Stated exercise — Exactly as written, print each record in the listing.

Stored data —
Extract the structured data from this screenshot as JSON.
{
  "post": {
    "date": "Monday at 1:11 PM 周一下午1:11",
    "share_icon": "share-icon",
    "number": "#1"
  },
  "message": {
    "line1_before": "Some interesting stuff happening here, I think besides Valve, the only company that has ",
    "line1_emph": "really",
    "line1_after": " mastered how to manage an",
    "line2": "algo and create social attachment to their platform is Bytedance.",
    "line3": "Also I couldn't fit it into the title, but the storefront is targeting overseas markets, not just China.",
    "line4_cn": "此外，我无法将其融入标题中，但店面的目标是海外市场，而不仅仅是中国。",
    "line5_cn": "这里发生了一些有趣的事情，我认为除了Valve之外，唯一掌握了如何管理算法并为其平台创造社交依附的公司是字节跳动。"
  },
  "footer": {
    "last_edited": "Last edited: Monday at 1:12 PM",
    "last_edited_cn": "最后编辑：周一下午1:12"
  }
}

Completed task —
Extract the structured data from this screenshot as JSON.
{
  "post": {
    "date": "Monday at 1:11 PM 周一下午1:11",
    "share_icon": "share-icon",
    "number": "#1"
  },
  "message": {
    "line1_before": "Some interesting stuff happening here, I think besides Valve, the only company that has ",
    "line1_emph": "really",
    "line1_after": " mastered how to manage an",
    "line2": "algo and create social attachment to their platform is Bytedance.",
    "line3": "Also I couldn't fit it into the title, but the storefront is targeting overseas markets, not just China.",
    "line4_cn": "此外，我无法将其融入标题中，但店面的目标是海外市场，而不仅仅是中国。",
    "line5_cn": "这里发生了一些有趣的事情，我认为除了Valve之外，唯一掌握了如何管理算法并为其平台创造社交依附的公司是字节跳动。"
  },
  "footer": {
    "last_edited": "Last edited: Monday at 1:12 PM",
    "last_edited_cn": "最后编辑：周一下午1:12"
  }
}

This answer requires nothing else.